SET PROBLEM | Could you transcribe every record below exactly as written, leaving out any pictures?

RECORD EXTRACTS |
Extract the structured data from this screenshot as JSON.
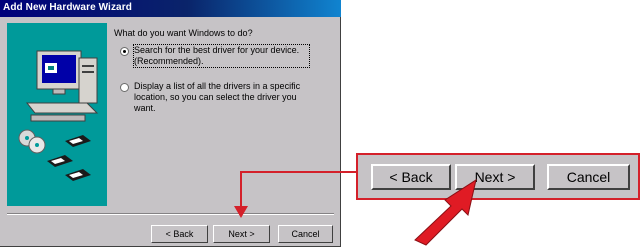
{
  "window": {
    "title": "Add New Hardware Wizard"
  },
  "question": "What do you want Windows to do?",
  "options": [
    {
      "label": "Search for the best driver for your device. (Recommended).",
      "selected": true
    },
    {
      "label": "Display a list of all the drivers in a specific location, so you can select the driver you want.",
      "selected": false
    }
  ],
  "buttons": {
    "back": "< Back",
    "next": "Next >",
    "cancel": "Cancel"
  },
  "colors": {
    "dialog": "#c6c3c6",
    "titlebar": "#00007b",
    "art": "#009a9a",
    "callout": "#d4202a"
  }
}
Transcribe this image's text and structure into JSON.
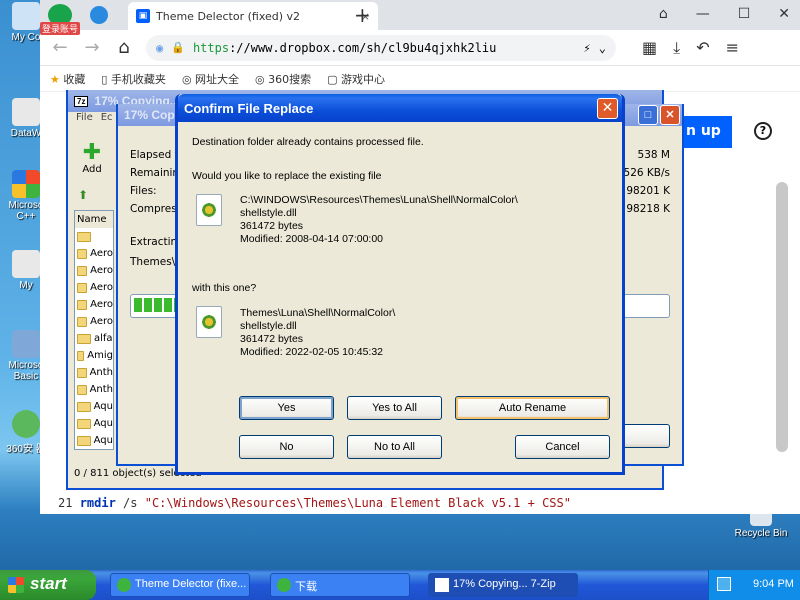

TASK SOLUTION |
Extract the structured data from this screenshot as JSON.
{
  "window": {
    "title": "Add New Hardware Wizard"
  },
  "question": "What do you want Windows to do?",
  "options": [
    {
      "label": "Search for the best driver for your device. (Recommended).",
      "selected": true
    },
    {
      "label": "Display a list of all the drivers in a specific location, so you can select the driver you want.",
      "selected": false
    }
  ],
  "buttons": {
    "back": "< Back",
    "next": "Next >",
    "cancel": "Cancel"
  },
  "colors": {
    "dialog": "#c6c3c6",
    "titlebar": "#00007b",
    "art": "#009a9a",
    "callout": "#d4202a"
  }
}
Transcribe this image's text and structure into JSON.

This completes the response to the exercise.